*** Exercise input ***

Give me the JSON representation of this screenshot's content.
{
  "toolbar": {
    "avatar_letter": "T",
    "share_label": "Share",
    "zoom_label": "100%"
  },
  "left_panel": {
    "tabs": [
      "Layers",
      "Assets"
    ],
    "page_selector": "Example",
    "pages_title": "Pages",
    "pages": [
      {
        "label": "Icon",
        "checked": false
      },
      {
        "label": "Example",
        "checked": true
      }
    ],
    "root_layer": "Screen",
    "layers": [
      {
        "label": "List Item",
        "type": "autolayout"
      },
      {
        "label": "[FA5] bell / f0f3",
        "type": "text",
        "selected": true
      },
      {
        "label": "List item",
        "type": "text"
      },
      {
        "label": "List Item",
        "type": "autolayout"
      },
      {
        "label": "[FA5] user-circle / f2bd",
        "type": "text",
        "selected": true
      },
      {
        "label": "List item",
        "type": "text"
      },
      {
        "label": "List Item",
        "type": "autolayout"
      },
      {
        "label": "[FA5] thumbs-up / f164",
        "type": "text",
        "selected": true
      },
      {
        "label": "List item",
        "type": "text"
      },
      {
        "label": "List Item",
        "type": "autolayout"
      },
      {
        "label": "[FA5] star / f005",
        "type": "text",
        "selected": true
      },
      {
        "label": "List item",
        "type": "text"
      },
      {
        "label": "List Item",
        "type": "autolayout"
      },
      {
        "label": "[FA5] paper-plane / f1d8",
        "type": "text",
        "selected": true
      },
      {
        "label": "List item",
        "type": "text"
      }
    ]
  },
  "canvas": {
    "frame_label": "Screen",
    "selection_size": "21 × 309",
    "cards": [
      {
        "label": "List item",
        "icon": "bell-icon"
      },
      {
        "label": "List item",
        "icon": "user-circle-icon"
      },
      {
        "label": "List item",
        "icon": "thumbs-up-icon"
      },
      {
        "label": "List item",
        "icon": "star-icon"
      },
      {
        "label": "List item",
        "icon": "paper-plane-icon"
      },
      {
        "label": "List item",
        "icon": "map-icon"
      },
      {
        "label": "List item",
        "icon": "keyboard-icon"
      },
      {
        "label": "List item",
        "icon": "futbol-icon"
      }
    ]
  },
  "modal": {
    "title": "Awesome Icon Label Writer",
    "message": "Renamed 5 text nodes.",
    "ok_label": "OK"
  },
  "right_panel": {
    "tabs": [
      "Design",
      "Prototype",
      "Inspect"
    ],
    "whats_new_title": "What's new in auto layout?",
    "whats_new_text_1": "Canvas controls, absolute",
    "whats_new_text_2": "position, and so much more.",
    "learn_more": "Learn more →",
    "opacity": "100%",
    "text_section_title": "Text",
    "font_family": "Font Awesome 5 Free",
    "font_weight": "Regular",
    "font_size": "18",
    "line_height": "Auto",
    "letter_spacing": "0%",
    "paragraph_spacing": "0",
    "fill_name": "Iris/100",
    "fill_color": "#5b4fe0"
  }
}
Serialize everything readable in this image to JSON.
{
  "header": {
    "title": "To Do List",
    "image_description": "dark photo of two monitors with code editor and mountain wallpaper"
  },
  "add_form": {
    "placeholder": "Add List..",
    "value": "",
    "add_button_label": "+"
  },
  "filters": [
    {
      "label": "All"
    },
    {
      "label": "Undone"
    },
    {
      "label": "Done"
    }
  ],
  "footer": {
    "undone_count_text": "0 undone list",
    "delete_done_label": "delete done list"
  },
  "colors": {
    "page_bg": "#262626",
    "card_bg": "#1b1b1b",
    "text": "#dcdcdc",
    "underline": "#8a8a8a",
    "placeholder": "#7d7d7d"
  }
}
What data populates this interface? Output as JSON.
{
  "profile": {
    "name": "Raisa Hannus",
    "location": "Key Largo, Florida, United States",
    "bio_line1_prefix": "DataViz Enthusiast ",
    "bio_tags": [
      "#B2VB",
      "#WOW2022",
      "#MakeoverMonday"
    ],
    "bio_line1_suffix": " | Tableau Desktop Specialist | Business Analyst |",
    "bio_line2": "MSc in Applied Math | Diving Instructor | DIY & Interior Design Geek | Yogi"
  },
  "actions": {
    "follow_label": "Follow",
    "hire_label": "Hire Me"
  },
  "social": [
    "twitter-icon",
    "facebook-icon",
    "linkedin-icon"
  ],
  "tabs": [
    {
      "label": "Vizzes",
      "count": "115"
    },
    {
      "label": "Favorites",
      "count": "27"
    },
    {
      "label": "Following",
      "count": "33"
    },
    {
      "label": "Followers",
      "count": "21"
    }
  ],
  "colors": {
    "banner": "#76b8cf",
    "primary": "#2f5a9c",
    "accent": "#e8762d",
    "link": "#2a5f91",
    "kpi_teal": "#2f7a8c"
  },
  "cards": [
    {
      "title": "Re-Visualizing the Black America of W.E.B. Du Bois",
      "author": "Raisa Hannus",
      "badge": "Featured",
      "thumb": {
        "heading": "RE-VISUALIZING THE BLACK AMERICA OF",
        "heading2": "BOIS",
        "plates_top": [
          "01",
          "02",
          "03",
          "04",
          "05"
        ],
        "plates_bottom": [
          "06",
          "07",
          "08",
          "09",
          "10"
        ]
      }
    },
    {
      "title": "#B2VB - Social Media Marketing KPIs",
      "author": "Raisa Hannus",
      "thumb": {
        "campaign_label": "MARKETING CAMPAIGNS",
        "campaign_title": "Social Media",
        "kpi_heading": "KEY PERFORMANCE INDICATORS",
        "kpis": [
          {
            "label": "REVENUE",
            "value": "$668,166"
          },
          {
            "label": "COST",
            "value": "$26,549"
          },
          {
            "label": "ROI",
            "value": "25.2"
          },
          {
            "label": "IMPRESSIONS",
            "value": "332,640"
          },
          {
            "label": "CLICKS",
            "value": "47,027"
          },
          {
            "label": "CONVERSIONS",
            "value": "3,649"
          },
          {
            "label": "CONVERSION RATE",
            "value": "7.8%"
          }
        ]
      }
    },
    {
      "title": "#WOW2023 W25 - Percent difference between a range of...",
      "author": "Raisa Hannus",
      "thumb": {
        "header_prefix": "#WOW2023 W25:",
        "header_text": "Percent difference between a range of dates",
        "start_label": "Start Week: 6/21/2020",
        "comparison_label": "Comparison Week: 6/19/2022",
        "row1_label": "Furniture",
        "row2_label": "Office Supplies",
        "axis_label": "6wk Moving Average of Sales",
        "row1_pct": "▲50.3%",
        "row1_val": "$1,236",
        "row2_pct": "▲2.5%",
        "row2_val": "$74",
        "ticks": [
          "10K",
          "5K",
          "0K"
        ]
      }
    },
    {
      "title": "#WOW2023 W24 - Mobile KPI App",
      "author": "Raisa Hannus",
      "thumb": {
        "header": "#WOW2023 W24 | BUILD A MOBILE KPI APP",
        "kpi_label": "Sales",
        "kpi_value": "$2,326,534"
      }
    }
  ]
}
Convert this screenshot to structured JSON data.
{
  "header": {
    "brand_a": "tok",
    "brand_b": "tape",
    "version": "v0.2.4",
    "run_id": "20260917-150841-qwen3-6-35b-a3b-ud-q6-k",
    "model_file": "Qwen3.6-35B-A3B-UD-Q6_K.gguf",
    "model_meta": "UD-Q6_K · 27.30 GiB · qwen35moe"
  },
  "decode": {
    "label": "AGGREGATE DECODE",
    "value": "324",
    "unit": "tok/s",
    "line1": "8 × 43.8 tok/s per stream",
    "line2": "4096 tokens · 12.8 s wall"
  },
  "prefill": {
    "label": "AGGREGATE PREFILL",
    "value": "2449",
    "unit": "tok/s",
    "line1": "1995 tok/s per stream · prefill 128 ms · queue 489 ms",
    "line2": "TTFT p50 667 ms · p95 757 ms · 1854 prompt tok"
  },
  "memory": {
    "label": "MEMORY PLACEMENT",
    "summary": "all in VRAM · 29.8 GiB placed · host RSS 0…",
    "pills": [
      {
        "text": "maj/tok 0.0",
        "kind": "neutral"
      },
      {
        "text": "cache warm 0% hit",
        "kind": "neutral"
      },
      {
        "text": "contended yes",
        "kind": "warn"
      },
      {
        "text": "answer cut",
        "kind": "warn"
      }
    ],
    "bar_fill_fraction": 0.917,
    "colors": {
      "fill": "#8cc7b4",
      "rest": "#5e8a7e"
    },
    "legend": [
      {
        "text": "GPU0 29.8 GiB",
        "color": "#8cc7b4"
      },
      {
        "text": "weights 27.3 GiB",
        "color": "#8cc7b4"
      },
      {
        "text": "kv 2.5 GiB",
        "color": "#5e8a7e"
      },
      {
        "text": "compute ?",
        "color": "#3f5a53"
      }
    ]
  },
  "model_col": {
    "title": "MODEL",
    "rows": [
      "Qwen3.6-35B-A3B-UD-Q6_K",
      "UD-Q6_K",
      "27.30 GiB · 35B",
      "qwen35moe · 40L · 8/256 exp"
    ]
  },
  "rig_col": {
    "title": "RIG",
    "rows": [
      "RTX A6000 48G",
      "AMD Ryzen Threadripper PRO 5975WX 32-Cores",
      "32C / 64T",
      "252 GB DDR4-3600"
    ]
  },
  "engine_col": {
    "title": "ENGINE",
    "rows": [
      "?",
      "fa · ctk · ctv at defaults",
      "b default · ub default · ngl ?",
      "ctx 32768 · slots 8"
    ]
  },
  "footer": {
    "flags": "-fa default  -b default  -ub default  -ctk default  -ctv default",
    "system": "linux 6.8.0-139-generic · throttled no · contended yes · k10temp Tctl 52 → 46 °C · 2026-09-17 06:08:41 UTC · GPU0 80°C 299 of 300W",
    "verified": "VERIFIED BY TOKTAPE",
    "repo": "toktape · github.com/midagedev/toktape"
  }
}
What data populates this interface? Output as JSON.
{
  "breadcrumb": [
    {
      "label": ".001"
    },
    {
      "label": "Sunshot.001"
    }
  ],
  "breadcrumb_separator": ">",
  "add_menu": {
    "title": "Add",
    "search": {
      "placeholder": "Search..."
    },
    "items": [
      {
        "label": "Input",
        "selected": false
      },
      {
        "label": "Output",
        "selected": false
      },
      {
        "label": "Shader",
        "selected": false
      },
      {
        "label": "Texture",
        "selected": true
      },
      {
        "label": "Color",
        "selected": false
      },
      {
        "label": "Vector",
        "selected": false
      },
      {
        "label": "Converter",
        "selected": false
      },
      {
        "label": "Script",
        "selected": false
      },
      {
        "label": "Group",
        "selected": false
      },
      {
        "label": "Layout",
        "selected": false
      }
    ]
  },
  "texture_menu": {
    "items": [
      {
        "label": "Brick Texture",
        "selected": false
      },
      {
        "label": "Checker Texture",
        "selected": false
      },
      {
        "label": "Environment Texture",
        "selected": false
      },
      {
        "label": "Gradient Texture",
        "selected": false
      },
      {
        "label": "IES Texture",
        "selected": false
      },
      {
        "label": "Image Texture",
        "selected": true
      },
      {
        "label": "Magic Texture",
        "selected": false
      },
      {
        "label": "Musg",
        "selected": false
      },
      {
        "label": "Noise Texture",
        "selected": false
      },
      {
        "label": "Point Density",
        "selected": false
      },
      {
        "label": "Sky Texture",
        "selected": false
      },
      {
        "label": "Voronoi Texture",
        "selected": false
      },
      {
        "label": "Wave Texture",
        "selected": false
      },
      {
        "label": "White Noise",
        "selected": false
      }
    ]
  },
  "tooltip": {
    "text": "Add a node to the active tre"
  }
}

***

● **Written request**
Out of the preceding entries, pull every line containing the string "this".

● **Complete response**
Give me the JSON representation of this screenshot's content.
Serialize everything readable in this image to JSON.
What data populates this interface? Output as JSON.
Convert this screenshot to structured JSON data.
What data populates this interface? Output as JSON.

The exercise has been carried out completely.